Task prompt: Go through the records and copy each line where the word "stairways" occurs.

Start Information supplied

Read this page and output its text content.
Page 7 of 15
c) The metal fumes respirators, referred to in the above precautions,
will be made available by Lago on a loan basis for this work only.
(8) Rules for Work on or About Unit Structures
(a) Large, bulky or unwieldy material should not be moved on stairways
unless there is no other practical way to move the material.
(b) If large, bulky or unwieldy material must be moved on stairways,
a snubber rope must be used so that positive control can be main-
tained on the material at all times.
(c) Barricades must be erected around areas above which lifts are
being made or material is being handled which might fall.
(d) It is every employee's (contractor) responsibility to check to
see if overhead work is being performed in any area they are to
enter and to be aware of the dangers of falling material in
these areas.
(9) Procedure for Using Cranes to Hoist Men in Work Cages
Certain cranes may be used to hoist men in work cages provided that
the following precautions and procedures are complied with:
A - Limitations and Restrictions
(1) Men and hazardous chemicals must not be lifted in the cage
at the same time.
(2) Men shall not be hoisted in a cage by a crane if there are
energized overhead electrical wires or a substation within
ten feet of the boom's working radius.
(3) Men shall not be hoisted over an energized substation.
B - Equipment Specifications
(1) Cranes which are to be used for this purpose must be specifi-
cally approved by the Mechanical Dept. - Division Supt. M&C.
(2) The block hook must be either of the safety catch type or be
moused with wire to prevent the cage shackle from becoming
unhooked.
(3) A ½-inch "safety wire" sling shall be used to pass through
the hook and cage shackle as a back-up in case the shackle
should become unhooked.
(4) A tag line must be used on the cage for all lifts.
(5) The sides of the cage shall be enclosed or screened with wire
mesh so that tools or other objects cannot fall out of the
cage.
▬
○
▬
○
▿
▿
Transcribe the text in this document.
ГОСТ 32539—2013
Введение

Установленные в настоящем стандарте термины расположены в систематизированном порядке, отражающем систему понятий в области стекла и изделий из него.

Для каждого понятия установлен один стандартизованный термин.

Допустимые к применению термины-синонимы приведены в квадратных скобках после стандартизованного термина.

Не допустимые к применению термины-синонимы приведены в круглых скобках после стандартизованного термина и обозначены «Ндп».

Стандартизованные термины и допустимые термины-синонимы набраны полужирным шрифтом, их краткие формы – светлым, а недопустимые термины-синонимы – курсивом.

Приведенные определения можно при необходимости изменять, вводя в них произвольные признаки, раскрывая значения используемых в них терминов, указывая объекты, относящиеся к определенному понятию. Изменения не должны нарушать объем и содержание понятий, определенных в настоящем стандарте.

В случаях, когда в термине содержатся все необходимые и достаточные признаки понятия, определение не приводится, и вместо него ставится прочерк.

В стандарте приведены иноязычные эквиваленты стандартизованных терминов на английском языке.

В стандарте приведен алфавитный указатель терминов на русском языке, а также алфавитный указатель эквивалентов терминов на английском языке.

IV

End Information supplied

Exercise result:
(a) Large, bulky or unwieldy material should not be moved on stairways
(b) If large, bulky or unwieldy material must be moved on stairways,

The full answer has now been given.